Please output the lines shown below exactly as they appear.

— PROVIDED DATA —

+--

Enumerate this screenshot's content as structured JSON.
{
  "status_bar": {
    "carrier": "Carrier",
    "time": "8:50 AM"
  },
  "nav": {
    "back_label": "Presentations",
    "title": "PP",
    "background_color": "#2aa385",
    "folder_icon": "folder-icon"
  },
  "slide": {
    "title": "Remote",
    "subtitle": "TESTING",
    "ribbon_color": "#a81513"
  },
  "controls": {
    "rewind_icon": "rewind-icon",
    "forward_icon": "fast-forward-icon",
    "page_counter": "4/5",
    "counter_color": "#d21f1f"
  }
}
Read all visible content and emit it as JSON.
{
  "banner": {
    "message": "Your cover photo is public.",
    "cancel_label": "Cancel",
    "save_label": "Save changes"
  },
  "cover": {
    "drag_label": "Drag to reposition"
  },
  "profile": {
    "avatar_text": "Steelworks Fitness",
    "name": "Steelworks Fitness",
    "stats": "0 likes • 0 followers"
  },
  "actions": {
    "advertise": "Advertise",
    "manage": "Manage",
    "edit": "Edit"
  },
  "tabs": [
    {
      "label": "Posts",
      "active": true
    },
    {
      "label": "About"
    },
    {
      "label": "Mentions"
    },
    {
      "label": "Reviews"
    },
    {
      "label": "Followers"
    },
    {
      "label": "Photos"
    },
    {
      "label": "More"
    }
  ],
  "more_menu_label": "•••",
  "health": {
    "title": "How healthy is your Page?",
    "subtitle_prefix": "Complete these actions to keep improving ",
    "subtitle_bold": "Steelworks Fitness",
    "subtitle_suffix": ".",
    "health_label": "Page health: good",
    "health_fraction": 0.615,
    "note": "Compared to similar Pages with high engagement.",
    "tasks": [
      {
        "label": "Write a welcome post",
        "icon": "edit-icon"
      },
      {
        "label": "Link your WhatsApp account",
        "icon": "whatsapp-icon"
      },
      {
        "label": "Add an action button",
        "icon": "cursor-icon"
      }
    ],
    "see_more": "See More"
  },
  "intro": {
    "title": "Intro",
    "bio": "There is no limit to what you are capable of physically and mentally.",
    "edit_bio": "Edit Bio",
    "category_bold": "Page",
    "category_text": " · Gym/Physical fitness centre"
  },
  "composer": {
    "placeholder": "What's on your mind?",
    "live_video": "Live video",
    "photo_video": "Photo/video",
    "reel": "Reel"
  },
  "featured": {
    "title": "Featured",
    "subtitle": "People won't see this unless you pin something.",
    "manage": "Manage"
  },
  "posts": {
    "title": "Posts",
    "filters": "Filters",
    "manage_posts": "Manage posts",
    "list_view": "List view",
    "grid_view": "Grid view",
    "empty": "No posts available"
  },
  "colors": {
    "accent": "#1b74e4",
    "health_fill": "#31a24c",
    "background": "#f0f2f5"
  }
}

+--

— THE REPLY —
Enumerate this screenshot's content as structured JSON.
{
  "status_bar": {
    "carrier": "Carrier",
    "time": "8:50 AM"
  },
  "nav": {
    "back_label": "Presentations",
    "title": "PP",
    "background_color": "#2aa385",
    "folder_icon": "folder-icon"
  },
  "slide": {
    "title": "Remote",
    "subtitle": "TESTING",
    "ribbon_color": "#a81513"
  },
  "controls": {
    "rewind_icon": "rewind-icon",
    "forward_icon": "fast-forward-icon",
    "page_counter": "4/5",
    "counter_color": "#d21f1f"
  }
}
Read all visible content and emit it as JSON.
{
  "banner": {
    "message": "Your cover photo is public.",
    "cancel_label": "Cancel",
    "save_label": "Save changes"
  },
  "cover": {
    "drag_label": "Drag to reposition"
  },
  "profile": {
    "avatar_text": "Steelworks Fitness",
    "name": "Steelworks Fitness",
    "stats": "0 likes • 0 followers"
  },
  "actions": {
    "advertise": "Advertise",
    "manage": "Manage",
    "edit": "Edit"
  },
  "tabs": [
    {
      "label": "Posts",
      "active": true
    },
    {
      "label": "About"
    },
    {
      "label": "Mentions"
    },
    {
      "label": "Reviews"
    },
    {
      "label": "Followers"
    },
    {
      "label": "Photos"
    },
    {
      "label": "More"
    }
  ],
  "more_menu_label": "•••",
  "health": {
    "title": "How healthy is your Page?",
    "subtitle_prefix": "Complete these actions to keep improving ",
    "subtitle_bold": "Steelworks Fitness",
    "subtitle_suffix": ".",
    "health_label": "Page health: good",
    "health_fraction": 0.615,
    "note": "Compared to similar Pages with high engagement.",
    "tasks": [
      {
        "label": "Write a welcome post",
        "icon": "edit-icon"
      },
      {
        "label": "Link your WhatsApp account",
        "icon": "whatsapp-icon"
      },
      {
        "label": "Add an action button",
        "icon": "cursor-icon"
      }
    ],
    "see_more": "See More"
  },
  "intro": {
    "title": "Intro",
    "bio": "There is no limit to what you are capable of physically and mentally.",
    "edit_bio": "Edit Bio",
    "category_bold": "Page",
    "category_text": " · Gym/Physical fitness centre"
  },
  "composer": {
    "placeholder": "What's on your mind?",
    "live_video": "Live video",
    "photo_video": "Photo/video",
    "reel": "Reel"
  },
  "featured": {
    "title": "Featured",
    "subtitle": "People won't see this unless you pin something.",
    "manage": "Manage"
  },
  "posts": {
    "title": "Posts",
    "filters": "Filters",
    "manage_posts": "Manage posts",
    "list_view": "List view",
    "grid_view": "Grid view",
    "empty": "No posts available"
  },
  "colors": {
    "accent": "#1b74e4",
    "health_fill": "#31a24c",
    "background": "#f0f2f5"
  }
}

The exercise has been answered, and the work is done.